Stored data
- - -

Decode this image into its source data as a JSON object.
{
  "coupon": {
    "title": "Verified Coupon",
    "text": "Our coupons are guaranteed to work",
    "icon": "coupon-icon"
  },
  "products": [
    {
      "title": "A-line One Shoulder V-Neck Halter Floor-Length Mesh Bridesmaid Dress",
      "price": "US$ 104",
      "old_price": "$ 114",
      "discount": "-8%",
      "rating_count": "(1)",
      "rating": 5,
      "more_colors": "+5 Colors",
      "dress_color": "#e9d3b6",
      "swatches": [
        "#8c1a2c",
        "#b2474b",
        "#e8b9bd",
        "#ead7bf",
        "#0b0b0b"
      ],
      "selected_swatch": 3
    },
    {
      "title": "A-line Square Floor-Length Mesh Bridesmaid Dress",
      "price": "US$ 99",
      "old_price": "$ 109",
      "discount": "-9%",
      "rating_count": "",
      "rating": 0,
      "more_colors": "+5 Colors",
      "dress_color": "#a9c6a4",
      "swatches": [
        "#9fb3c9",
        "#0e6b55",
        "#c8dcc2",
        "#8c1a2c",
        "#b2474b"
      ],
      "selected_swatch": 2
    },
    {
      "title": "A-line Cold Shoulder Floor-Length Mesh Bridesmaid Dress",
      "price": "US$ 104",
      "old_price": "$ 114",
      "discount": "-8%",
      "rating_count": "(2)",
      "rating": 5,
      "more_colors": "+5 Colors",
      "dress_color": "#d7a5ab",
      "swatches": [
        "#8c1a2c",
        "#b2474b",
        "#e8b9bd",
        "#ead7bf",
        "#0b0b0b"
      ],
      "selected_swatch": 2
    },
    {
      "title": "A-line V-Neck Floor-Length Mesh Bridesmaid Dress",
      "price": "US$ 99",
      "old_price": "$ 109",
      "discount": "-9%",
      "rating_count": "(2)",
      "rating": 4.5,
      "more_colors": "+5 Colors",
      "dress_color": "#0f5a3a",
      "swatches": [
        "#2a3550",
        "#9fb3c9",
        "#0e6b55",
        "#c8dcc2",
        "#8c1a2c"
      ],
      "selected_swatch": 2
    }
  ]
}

- - -

* Work to be completed: Return the listing above in full, character for character.

* Response below:
Decode this image into its source data as a JSON object.
{
  "coupon": {
    "title": "Verified Coupon",
    "text": "Our coupons are guaranteed to work",
    "icon": "coupon-icon"
  },
  "products": [
    {
      "title": "A-line One Shoulder V-Neck Halter Floor-Length Mesh Bridesmaid Dress",
      "price": "US$ 104",
      "old_price": "$ 114",
      "discount": "-8%",
      "rating_count": "(1)",
      "rating": 5,
      "more_colors": "+5 Colors",
      "dress_color": "#e9d3b6",
      "swatches": [
        "#8c1a2c",
        "#b2474b",
        "#e8b9bd",
        "#ead7bf",
        "#0b0b0b"
      ],
      "selected_swatch": 3
    },
    {
      "title": "A-line Square Floor-Length Mesh Bridesmaid Dress",
      "price": "US$ 99",
      "old_price": "$ 109",
      "discount": "-9%",
      "rating_count": "",
      "rating": 0,
      "more_colors": "+5 Colors",
      "dress_color": "#a9c6a4",
      "swatches": [
        "#9fb3c9",
        "#0e6b55",
        "#c8dcc2",
        "#8c1a2c",
        "#b2474b"
      ],
      "selected_swatch": 2
    },
    {
      "title": "A-line Cold Shoulder Floor-Length Mesh Bridesmaid Dress",
      "price": "US$ 104",
      "old_price": "$ 114",
      "discount": "-8%",
      "rating_count": "(2)",
      "rating": 5,
      "more_colors": "+5 Colors",
      "dress_color": "#d7a5ab",
      "swatches": [
        "#8c1a2c",
        "#b2474b",
        "#e8b9bd",
        "#ead7bf",
        "#0b0b0b"
      ],
      "selected_swatch": 2
    },
    {
      "title": "A-line V-Neck Floor-Length Mesh Bridesmaid Dress",
      "price": "US$ 99",
      "old_price": "$ 109",
      "discount": "-9%",
      "rating_count": "(2)",
      "rating": 4.5,
      "more_colors": "+5 Colors",
      "dress_color": "#0f5a3a",
      "swatches": [
        "#2a3550",
        "#9fb3c9",
        "#0e6b55",
        "#c8dcc2",
        "#8c1a2c"
      ],
      "selected_swatch": 2
    }
  ]
}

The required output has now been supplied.